-- BEGIN RECORDS FOR THIS TASK --

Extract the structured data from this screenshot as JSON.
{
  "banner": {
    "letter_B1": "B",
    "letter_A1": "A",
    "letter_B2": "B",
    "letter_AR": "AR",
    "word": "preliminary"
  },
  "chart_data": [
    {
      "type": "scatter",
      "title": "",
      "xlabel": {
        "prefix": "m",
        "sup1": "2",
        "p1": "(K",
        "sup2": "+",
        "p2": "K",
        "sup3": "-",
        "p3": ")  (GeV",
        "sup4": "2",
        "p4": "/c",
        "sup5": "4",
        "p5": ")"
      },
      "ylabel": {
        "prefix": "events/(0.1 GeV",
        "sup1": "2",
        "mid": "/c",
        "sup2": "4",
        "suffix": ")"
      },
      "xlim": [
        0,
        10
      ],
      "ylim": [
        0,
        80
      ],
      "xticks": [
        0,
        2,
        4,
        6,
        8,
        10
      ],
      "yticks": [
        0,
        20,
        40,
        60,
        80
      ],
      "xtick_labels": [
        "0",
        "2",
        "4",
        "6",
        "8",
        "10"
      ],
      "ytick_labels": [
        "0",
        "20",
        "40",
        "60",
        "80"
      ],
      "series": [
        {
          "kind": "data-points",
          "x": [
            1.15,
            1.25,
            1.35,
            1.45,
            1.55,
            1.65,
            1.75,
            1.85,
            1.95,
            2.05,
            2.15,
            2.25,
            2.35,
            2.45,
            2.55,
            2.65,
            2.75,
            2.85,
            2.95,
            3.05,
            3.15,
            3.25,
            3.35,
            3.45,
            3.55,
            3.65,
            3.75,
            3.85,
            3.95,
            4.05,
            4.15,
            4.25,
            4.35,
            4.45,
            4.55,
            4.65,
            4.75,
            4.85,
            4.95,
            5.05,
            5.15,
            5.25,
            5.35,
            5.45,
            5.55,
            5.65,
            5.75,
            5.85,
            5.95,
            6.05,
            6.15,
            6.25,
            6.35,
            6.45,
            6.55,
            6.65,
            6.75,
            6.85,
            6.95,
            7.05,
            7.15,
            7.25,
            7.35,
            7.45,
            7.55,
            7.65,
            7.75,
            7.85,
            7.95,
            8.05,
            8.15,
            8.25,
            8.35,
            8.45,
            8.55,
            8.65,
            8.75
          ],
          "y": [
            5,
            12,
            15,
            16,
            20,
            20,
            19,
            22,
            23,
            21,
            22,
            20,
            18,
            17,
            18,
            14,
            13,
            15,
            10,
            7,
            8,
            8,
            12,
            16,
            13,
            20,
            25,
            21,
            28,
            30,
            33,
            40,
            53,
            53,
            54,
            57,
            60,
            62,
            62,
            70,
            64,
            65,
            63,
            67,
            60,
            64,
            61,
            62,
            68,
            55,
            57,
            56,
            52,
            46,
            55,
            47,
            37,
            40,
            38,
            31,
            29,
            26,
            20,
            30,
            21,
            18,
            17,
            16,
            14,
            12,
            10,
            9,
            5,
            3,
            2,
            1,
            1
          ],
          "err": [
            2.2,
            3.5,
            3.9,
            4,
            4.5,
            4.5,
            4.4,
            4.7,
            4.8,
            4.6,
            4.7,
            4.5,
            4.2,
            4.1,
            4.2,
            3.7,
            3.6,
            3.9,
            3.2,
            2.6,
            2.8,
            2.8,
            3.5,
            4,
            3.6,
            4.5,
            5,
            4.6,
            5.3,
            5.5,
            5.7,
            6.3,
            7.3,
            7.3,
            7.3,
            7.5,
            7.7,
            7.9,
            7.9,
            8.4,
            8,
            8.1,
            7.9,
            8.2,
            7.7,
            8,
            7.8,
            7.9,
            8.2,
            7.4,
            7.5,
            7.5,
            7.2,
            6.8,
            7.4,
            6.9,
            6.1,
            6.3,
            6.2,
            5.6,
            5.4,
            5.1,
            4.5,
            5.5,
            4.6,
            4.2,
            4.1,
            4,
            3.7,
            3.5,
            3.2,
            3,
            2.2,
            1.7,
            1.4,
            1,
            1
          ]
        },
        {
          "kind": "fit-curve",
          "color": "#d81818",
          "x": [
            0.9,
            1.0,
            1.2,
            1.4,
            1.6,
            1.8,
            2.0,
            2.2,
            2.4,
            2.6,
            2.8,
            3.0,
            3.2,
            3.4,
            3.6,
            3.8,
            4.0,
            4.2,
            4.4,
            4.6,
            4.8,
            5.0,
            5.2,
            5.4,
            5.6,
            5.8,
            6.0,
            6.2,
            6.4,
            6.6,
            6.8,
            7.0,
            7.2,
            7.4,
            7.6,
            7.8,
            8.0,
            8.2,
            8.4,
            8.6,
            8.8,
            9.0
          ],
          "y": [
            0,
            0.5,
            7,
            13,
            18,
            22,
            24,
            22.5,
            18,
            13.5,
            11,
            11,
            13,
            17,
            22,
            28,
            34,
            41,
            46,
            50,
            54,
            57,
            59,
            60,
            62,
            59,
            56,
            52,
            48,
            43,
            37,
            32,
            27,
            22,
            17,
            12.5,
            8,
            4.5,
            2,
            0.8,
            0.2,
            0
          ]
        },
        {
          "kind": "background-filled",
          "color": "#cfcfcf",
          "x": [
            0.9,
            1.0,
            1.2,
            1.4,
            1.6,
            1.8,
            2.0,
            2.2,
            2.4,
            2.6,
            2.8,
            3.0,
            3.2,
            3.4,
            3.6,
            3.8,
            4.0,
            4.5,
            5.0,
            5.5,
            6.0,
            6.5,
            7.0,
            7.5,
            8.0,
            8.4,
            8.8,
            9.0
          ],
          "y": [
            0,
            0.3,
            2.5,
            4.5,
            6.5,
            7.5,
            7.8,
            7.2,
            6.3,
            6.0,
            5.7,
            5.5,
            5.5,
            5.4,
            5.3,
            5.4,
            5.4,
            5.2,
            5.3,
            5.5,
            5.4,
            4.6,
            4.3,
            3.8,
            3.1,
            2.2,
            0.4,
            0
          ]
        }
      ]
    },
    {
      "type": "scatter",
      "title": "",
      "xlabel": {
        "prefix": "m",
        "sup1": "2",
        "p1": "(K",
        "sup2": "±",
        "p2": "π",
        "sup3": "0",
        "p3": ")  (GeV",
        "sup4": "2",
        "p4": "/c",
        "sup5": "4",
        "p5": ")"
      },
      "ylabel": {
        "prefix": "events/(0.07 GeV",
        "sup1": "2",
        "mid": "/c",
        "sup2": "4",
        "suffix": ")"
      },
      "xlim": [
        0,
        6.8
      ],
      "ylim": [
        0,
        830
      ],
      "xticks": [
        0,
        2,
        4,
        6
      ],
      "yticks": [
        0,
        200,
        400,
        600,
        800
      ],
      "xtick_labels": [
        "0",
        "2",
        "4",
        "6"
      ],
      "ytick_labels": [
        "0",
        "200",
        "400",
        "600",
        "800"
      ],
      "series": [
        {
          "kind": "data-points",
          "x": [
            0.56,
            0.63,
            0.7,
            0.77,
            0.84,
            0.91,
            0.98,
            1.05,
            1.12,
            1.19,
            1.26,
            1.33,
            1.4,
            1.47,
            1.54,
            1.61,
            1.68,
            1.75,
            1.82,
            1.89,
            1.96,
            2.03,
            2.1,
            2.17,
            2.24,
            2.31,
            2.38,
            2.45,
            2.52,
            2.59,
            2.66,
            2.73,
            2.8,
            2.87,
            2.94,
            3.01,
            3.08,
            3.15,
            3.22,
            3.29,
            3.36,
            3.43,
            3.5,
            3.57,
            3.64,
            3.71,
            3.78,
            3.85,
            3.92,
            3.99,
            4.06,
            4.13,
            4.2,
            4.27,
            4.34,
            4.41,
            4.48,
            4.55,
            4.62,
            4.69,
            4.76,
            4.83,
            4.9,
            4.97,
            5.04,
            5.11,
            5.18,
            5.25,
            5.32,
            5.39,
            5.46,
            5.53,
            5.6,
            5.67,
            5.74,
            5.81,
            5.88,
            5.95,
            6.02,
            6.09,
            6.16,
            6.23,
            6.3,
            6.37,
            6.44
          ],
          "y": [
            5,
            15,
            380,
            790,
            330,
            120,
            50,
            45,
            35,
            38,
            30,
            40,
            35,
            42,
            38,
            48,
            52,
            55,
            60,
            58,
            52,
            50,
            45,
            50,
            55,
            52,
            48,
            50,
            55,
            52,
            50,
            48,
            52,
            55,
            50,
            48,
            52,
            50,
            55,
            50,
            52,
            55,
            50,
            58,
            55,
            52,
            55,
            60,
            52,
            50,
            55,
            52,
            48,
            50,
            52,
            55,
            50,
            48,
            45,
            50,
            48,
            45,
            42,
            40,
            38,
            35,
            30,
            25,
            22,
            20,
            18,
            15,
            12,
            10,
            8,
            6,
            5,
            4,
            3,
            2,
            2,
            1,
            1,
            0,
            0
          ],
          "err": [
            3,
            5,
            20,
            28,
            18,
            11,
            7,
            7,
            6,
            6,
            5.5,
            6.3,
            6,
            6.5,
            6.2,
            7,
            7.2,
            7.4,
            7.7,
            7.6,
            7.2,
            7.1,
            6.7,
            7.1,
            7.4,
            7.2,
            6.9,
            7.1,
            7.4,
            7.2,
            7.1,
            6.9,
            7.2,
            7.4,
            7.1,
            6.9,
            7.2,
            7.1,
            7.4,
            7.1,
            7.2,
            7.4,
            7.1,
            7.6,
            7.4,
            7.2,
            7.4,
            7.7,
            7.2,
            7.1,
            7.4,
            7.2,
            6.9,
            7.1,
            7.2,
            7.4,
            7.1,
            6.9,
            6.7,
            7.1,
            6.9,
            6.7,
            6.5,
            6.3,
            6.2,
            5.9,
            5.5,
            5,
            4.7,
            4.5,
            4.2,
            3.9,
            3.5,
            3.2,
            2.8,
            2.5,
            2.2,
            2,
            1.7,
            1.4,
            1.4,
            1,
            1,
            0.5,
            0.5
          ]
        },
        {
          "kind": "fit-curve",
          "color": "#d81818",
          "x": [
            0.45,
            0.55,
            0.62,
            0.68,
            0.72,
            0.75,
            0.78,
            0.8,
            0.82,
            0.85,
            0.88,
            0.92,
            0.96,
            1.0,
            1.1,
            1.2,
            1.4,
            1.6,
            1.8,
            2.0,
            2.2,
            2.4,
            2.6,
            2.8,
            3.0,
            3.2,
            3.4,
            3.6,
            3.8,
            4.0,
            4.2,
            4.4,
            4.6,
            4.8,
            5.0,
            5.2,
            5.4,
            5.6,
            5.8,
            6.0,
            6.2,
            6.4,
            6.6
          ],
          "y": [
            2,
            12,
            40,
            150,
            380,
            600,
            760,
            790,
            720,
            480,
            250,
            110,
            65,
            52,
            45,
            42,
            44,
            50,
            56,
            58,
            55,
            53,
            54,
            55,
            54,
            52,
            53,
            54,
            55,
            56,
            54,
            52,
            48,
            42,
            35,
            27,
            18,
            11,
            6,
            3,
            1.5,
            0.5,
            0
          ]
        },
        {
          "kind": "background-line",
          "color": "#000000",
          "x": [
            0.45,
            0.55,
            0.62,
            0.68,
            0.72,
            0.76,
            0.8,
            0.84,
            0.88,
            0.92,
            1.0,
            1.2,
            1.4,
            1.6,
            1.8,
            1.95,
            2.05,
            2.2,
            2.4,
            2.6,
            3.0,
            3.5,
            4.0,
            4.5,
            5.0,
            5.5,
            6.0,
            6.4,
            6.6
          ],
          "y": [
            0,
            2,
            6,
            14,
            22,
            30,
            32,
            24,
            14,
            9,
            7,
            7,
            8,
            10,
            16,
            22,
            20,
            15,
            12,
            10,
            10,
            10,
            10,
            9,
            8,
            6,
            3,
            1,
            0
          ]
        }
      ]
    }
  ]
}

-- END RECORDS FOR THIS TASK --

**EXERCISE:** In the entries above, identify every line with the word "background". Copy those lines.

**RESPONSE FOR THIS EXERCISE:**
          "kind": "background-filled",
          "kind": "background-line",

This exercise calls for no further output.